(Dataset items)

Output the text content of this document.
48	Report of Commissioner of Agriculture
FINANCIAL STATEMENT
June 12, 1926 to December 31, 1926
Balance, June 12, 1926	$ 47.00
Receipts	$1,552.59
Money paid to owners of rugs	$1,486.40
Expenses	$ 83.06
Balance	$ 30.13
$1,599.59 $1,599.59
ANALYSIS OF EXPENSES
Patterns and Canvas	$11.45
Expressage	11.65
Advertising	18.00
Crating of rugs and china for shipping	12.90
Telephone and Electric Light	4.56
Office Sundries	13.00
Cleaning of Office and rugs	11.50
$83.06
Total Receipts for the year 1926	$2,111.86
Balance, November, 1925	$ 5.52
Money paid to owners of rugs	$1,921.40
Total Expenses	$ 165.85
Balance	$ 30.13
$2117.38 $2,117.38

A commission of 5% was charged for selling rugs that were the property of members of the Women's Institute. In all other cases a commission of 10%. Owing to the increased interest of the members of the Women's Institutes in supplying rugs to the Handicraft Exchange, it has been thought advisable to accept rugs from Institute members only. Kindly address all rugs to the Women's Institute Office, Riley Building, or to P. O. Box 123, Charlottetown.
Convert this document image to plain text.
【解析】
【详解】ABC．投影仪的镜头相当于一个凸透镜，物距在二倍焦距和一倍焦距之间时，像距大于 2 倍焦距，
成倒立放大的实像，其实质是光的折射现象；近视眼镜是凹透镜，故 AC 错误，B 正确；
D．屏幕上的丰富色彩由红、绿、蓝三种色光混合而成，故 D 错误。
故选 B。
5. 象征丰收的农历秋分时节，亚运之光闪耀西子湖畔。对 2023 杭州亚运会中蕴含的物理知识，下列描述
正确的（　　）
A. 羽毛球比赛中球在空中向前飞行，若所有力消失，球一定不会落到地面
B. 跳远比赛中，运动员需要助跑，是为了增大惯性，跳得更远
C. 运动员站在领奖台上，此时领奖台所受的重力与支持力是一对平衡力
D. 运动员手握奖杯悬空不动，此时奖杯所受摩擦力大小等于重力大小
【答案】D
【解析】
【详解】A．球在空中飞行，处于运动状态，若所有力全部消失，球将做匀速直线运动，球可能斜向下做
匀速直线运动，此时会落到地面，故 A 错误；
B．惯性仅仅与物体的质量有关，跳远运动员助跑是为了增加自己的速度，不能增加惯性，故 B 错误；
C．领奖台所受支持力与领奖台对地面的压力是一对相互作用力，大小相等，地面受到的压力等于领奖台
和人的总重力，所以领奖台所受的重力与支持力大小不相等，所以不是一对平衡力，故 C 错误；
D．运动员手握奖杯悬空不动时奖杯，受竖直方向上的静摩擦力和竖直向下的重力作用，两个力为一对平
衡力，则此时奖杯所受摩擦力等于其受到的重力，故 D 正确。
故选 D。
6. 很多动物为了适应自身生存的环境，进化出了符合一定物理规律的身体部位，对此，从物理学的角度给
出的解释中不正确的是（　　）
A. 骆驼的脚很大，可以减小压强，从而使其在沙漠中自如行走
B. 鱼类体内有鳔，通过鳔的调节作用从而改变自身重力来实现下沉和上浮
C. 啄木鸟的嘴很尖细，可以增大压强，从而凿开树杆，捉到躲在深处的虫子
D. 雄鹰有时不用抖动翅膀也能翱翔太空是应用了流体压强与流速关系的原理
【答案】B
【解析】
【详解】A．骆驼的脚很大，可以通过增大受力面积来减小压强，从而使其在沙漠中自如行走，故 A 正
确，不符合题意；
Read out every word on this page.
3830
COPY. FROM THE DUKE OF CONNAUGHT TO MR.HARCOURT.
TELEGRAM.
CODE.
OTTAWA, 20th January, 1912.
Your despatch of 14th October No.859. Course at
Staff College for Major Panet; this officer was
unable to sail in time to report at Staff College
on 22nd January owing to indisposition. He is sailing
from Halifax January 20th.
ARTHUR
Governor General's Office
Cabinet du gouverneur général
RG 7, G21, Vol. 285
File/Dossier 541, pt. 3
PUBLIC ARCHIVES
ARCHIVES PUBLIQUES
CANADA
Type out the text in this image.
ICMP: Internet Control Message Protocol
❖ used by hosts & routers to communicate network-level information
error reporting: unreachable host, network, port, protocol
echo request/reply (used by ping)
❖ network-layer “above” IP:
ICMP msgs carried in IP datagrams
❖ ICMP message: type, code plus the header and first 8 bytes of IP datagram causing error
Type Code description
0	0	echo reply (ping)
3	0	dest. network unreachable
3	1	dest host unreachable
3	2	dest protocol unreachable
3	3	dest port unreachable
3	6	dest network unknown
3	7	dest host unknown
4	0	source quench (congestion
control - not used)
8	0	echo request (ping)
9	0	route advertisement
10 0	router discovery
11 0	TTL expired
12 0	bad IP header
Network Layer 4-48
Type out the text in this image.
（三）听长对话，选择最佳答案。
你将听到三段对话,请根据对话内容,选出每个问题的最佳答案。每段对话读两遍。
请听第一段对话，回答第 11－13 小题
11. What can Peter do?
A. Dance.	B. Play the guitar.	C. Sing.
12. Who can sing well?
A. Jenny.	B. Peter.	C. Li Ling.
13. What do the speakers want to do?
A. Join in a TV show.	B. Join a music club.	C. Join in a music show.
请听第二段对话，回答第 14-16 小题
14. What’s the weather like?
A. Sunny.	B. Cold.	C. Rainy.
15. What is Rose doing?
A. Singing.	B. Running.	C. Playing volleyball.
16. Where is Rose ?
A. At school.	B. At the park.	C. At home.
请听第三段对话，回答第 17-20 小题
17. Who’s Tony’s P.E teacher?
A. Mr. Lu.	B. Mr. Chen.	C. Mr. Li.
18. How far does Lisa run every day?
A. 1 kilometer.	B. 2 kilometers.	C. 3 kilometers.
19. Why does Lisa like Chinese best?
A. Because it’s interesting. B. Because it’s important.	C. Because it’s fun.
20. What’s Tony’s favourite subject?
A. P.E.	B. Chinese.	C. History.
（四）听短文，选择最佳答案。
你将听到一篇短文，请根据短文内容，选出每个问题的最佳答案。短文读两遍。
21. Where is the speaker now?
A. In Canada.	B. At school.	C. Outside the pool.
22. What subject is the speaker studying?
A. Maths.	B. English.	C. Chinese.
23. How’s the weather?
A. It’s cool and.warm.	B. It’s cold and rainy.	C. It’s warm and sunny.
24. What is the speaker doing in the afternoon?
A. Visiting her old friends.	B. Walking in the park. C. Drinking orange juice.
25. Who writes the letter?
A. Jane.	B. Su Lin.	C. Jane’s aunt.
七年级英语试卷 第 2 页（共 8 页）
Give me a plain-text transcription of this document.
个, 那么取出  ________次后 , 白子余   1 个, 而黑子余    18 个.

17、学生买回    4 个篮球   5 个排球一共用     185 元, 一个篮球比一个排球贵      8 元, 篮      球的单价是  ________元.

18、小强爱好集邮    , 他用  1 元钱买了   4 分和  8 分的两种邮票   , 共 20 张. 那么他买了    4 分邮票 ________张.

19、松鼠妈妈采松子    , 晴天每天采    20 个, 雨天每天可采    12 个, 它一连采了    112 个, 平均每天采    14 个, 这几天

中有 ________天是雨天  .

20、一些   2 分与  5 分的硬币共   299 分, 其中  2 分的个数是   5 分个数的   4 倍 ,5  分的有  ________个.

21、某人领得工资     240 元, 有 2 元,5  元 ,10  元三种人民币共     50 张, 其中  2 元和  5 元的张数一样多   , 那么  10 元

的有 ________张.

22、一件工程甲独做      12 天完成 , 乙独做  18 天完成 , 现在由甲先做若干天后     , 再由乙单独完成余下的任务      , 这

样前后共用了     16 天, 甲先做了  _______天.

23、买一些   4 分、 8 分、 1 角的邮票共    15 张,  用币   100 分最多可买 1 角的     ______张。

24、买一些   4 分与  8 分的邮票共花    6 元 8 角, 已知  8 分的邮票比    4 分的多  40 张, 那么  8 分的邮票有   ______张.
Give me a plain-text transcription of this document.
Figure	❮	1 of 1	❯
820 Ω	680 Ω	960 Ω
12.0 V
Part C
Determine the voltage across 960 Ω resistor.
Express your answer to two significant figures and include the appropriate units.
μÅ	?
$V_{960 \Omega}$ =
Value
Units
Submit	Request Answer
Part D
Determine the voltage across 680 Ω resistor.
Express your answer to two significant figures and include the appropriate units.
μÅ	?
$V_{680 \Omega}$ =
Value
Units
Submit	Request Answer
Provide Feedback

Your task → Search the listing for the word "like" and return each line that holds it.

Solved exercise →
14. What’s the weather like?
19. Why does Lisa like Chinese best?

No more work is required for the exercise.